Task details :: Wherever the word "this" turns up in a line of the entries, copy that line.

Records from a data collection:

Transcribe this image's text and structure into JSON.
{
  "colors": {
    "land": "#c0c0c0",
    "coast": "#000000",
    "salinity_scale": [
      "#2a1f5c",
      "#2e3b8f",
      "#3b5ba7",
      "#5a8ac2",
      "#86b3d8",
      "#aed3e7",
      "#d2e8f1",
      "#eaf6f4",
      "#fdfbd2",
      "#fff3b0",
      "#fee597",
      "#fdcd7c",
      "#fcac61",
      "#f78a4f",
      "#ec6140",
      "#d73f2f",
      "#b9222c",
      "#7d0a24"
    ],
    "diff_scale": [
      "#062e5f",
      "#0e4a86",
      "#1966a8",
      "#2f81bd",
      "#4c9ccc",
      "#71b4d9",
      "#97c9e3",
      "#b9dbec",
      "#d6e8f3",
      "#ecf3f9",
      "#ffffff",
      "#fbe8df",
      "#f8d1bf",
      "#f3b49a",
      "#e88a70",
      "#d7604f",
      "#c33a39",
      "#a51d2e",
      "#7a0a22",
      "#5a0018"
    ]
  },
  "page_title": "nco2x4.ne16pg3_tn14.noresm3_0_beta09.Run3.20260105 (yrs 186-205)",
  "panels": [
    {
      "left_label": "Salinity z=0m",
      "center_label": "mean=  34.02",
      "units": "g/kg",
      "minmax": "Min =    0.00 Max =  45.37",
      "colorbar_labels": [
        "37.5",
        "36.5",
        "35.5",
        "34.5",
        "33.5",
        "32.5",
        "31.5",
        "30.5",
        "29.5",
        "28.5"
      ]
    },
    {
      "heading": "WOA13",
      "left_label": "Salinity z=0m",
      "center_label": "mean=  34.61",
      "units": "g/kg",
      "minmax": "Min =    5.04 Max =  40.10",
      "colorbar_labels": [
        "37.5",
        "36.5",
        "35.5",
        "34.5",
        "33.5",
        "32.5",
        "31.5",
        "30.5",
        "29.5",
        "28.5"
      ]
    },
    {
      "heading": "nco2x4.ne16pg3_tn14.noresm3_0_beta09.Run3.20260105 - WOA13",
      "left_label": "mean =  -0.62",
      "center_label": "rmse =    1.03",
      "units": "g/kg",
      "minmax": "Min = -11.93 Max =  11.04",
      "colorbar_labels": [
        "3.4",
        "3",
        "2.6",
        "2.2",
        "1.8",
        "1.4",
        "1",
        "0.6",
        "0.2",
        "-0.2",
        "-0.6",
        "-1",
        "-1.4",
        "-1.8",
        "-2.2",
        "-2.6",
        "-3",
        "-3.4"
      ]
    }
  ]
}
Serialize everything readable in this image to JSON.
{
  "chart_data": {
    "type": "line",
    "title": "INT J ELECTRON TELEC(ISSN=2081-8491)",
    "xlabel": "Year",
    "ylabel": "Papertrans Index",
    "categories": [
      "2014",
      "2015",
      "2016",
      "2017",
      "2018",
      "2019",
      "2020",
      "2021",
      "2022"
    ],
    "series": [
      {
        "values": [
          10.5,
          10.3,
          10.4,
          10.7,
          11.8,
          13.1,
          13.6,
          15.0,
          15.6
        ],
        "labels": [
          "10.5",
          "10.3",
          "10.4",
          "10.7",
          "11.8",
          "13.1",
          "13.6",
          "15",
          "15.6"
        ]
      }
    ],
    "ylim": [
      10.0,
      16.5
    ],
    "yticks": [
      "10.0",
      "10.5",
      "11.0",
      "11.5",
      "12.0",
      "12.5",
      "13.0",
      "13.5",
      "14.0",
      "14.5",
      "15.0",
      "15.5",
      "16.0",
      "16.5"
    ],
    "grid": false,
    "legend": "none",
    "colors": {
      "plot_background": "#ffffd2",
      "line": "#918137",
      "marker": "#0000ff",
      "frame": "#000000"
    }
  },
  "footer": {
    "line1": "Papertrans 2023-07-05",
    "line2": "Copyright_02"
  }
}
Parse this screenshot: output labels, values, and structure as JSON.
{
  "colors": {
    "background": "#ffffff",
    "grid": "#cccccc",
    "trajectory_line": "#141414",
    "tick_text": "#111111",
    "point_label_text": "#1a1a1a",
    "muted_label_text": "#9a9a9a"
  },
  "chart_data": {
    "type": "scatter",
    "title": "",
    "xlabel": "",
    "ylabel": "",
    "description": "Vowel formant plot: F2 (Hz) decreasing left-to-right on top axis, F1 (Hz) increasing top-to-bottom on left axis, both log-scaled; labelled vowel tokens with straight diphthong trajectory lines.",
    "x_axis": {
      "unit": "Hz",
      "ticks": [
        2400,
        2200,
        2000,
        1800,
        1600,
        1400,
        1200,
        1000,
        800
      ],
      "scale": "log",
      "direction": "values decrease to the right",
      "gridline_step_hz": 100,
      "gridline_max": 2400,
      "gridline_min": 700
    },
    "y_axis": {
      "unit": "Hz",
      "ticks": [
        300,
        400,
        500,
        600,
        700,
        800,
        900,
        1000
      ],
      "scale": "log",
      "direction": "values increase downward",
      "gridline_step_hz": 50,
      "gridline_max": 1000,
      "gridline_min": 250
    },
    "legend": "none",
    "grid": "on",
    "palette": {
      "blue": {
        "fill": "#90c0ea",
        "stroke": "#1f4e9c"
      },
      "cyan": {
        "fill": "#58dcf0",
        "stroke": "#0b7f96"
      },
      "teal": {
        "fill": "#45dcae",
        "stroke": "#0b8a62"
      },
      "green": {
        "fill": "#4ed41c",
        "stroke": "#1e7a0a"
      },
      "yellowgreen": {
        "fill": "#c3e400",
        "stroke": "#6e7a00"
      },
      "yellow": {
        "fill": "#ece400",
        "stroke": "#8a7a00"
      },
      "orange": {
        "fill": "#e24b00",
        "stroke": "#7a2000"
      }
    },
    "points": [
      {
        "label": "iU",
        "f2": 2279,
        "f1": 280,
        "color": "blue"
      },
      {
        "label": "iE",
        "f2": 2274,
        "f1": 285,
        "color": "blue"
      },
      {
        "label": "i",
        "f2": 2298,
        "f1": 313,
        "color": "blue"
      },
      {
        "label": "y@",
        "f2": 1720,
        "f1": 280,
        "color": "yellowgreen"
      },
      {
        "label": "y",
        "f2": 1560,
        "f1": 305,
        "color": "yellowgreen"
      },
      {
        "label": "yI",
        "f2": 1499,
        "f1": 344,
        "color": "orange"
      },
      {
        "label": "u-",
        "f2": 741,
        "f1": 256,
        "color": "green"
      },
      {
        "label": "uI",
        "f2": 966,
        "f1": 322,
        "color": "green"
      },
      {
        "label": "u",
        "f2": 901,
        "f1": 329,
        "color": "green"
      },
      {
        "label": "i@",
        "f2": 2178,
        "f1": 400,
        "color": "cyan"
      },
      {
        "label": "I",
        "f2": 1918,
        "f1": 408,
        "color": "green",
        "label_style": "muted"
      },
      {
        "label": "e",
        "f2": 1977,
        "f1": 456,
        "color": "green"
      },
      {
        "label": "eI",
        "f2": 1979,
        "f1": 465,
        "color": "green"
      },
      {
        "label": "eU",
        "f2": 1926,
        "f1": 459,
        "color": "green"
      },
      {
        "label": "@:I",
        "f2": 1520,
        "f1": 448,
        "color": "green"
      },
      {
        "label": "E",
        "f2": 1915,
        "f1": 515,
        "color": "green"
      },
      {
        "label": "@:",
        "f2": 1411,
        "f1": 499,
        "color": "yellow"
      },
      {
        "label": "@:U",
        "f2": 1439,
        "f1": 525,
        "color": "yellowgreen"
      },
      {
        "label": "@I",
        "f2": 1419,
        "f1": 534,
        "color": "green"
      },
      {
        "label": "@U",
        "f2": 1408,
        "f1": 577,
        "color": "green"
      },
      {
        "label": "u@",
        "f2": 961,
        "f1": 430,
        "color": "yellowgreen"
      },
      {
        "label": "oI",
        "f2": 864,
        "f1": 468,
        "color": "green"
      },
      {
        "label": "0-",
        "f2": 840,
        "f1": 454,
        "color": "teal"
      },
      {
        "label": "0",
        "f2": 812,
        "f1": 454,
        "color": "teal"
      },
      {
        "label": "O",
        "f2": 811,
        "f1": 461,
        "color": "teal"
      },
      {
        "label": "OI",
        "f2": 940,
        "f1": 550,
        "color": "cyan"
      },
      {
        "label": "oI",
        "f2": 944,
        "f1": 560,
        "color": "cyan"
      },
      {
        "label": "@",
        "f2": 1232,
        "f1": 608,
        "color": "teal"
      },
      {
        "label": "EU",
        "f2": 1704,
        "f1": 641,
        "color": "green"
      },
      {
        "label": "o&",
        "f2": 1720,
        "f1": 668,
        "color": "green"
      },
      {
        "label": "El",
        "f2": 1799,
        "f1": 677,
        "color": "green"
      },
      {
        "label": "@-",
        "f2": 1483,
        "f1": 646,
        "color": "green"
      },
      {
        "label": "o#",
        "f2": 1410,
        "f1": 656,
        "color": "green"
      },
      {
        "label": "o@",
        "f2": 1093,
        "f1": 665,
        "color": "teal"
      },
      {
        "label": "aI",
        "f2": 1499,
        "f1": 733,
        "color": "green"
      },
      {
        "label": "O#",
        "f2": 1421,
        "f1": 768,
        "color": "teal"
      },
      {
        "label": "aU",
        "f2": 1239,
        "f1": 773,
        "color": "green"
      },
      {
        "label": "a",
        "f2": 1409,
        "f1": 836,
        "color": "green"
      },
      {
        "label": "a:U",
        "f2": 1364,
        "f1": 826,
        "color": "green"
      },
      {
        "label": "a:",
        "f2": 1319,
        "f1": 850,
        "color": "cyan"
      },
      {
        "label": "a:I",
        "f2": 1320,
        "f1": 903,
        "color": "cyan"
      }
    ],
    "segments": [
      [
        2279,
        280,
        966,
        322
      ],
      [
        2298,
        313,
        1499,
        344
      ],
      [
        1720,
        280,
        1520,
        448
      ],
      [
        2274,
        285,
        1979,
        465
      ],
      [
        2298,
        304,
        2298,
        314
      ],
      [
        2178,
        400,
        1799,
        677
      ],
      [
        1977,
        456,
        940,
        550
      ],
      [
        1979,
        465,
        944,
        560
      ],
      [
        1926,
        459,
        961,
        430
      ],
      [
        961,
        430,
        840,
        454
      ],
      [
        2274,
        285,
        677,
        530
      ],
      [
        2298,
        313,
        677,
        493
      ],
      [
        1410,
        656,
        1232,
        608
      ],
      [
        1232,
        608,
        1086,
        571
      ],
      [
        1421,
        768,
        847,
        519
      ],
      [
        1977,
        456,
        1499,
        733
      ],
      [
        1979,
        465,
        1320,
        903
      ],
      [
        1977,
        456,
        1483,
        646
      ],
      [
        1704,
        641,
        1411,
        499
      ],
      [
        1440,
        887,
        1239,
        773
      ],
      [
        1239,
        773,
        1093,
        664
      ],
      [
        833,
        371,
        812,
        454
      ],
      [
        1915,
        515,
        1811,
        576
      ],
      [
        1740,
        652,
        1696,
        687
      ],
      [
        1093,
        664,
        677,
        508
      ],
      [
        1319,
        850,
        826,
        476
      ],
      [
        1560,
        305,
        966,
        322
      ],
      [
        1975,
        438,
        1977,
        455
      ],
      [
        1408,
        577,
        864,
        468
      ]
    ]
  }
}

Finished task ::
Transcribe this image's text and structure into JSON.
Serialize everything readable in this image to JSON.
Parse this screenshot: output labels, values, and structure as JSON.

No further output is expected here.